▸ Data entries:
________
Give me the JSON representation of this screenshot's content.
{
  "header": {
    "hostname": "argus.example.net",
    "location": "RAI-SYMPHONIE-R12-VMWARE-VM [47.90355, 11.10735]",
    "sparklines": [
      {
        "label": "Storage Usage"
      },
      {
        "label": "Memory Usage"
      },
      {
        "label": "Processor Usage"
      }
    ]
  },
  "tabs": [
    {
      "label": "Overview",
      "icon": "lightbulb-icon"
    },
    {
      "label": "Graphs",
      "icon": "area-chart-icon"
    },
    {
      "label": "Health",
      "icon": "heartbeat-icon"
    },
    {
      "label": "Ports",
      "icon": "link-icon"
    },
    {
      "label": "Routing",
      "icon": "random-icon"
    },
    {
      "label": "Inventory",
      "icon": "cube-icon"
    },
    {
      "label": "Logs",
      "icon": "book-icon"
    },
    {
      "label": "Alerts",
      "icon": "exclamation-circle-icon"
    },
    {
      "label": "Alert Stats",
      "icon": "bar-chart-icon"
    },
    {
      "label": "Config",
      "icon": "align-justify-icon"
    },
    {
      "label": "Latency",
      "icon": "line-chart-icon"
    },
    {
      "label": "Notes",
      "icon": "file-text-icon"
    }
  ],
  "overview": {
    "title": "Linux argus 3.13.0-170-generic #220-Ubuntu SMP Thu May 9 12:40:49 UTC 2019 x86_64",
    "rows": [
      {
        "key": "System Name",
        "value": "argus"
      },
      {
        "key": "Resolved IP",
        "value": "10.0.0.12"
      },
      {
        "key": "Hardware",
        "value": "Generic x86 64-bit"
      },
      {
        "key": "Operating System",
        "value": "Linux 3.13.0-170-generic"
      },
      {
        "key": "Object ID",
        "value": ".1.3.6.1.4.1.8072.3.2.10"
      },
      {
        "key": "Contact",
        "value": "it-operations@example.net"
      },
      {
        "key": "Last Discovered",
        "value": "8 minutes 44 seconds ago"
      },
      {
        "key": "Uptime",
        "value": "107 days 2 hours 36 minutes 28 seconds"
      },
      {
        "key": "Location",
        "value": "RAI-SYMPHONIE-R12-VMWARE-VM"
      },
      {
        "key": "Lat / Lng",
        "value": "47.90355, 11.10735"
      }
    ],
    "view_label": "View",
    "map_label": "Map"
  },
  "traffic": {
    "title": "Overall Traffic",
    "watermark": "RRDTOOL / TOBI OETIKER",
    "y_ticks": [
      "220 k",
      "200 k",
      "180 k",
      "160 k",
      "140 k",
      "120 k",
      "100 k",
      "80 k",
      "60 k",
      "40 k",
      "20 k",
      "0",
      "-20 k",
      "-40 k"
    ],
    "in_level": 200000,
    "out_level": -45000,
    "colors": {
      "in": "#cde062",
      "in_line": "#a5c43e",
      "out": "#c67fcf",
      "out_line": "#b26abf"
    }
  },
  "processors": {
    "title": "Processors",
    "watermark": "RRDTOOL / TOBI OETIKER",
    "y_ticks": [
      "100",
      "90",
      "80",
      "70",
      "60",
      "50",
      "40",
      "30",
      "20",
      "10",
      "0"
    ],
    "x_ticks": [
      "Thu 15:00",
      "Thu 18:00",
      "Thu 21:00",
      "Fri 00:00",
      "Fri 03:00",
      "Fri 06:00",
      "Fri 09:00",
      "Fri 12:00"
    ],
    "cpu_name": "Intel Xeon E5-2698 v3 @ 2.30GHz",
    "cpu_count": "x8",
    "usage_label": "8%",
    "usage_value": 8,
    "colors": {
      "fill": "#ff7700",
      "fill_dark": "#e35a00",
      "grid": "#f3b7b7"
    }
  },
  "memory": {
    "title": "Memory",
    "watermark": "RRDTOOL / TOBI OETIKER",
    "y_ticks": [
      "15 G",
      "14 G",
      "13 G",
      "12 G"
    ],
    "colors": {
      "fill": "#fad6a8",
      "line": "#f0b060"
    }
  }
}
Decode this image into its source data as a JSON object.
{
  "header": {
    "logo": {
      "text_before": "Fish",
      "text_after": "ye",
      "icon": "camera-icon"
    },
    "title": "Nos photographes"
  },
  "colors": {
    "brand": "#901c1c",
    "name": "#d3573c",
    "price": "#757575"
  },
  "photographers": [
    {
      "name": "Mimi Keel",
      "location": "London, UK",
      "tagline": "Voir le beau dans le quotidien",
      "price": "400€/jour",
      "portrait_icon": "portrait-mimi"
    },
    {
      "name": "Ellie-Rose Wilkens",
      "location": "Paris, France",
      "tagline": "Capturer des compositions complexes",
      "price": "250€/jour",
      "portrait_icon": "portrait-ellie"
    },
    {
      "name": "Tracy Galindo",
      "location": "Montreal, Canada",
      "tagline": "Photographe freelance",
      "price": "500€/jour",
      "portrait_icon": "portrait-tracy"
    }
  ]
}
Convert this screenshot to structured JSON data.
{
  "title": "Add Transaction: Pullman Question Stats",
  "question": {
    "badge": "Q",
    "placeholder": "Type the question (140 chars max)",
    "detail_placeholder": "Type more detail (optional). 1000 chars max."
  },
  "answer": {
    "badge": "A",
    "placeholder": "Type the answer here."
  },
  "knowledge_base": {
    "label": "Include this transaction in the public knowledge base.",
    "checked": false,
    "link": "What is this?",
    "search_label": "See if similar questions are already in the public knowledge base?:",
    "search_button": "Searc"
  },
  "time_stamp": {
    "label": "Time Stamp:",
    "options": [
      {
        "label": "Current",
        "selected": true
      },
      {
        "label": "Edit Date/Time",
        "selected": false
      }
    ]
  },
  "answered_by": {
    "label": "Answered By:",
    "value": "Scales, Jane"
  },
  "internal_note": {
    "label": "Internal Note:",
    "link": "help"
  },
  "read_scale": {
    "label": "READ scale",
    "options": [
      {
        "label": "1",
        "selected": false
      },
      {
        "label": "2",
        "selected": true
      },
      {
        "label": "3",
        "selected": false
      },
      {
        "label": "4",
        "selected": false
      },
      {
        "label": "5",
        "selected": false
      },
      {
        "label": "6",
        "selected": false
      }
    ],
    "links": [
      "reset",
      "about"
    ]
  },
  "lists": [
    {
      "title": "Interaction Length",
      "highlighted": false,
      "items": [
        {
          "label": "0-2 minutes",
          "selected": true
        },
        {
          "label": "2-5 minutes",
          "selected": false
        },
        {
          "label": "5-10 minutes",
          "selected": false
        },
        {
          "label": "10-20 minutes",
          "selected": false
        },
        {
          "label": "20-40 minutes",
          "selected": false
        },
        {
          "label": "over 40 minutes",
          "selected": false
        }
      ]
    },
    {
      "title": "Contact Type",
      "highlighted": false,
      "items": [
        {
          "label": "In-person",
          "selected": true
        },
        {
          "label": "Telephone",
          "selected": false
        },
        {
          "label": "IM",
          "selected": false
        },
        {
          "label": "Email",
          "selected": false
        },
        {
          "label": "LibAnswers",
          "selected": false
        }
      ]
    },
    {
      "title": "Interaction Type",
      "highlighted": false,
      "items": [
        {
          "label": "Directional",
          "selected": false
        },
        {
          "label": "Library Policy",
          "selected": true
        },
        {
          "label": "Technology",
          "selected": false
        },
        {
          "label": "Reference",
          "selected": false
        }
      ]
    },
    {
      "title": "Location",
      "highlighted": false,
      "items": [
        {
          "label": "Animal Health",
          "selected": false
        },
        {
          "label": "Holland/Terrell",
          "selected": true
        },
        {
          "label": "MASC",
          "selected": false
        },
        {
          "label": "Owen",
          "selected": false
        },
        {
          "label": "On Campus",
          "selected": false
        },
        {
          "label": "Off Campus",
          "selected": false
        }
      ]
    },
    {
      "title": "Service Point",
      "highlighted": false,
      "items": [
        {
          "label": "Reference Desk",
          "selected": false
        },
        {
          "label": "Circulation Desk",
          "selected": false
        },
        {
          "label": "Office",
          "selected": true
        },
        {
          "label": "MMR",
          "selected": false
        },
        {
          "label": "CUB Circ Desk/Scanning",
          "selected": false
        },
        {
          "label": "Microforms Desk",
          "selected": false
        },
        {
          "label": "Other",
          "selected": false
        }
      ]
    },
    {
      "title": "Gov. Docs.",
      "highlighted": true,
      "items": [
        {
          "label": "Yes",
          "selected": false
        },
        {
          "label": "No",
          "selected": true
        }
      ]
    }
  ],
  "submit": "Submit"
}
________
▸ Objective: From the listing above, find the number of lines with the word "JSON" in them. Answer with the number only.

▸ Reply to the exercise: 3